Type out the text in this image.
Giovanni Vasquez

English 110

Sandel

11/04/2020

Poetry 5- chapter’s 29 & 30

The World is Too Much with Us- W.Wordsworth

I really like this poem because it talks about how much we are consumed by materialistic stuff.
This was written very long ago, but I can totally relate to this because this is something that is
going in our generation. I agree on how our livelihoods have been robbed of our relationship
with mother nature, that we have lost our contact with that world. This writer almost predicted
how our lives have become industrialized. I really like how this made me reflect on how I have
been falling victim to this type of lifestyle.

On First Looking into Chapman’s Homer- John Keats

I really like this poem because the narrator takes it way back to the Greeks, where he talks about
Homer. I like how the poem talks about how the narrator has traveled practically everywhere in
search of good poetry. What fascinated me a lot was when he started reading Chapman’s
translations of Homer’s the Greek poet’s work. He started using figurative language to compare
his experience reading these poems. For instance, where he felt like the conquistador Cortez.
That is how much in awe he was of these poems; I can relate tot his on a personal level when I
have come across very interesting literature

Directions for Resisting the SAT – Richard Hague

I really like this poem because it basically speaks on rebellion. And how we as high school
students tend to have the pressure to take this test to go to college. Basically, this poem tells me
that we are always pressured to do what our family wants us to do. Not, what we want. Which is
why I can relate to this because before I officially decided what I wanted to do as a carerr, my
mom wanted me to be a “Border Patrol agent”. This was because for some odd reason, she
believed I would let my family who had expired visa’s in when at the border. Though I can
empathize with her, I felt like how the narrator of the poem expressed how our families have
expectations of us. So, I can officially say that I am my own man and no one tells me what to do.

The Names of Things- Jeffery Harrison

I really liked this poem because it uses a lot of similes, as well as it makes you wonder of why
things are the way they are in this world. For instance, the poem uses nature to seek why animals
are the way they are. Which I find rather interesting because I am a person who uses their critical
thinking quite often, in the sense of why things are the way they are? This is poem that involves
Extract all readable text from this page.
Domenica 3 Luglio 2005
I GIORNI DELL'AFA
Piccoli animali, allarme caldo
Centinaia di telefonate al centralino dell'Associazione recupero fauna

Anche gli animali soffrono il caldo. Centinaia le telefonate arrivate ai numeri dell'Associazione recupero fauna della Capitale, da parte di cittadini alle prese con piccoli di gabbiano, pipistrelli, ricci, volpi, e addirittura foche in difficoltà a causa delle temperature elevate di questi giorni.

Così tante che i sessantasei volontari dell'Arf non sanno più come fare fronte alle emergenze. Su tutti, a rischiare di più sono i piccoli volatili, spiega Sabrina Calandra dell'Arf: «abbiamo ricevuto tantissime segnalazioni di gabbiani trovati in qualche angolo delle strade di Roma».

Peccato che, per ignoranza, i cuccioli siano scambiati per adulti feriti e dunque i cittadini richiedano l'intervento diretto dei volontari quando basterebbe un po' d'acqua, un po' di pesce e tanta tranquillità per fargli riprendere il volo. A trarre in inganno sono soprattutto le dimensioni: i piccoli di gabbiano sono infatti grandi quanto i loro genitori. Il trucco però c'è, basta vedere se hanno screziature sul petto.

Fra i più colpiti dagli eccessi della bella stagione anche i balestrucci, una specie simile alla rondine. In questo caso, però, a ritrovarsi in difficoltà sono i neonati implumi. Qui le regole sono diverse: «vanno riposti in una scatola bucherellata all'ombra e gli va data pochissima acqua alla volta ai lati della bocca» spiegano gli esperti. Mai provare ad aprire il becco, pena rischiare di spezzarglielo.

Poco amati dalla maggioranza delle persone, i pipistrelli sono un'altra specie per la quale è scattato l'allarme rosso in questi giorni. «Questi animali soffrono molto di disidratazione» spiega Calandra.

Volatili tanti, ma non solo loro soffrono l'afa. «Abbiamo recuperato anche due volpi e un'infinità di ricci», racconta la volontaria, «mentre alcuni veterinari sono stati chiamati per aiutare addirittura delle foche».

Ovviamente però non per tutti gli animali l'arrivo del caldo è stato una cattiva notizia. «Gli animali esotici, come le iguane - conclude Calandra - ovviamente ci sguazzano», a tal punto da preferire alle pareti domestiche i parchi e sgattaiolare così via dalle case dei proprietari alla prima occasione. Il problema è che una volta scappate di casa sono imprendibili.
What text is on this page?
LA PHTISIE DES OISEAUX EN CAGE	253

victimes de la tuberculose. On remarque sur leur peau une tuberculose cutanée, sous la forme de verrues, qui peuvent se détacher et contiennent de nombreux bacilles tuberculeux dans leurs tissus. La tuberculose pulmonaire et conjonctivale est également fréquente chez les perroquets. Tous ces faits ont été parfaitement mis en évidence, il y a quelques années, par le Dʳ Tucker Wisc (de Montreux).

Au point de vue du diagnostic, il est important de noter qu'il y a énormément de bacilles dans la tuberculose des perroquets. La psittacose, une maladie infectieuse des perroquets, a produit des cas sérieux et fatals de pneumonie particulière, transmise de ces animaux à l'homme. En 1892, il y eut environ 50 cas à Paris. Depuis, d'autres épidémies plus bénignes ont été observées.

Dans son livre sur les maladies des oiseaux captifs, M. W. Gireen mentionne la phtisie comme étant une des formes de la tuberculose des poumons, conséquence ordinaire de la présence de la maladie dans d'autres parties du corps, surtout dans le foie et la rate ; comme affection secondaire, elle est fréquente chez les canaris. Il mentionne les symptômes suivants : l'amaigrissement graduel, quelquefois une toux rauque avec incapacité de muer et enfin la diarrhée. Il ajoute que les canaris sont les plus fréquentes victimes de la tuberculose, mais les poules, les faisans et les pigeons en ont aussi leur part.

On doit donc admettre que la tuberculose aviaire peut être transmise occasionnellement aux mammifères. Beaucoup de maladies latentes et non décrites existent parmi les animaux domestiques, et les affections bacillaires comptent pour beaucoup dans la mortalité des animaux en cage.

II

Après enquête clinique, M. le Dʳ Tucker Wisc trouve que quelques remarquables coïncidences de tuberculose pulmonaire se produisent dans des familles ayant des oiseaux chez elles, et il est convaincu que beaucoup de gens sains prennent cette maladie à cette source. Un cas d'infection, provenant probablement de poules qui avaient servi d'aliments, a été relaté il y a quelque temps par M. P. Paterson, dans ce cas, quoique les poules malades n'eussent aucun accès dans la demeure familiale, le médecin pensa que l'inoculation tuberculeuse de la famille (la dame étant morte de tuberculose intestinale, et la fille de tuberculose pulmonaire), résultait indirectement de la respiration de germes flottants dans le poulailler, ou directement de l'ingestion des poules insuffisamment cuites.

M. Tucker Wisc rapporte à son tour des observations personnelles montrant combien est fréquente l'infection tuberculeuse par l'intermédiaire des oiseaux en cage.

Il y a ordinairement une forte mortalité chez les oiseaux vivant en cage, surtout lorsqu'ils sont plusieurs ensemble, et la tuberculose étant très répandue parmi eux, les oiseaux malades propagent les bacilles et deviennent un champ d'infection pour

------------------------

- [Task brief]: Each line that contains the string "when" counts once; say how many there are and nothing else.

- [Completed exercise]: 3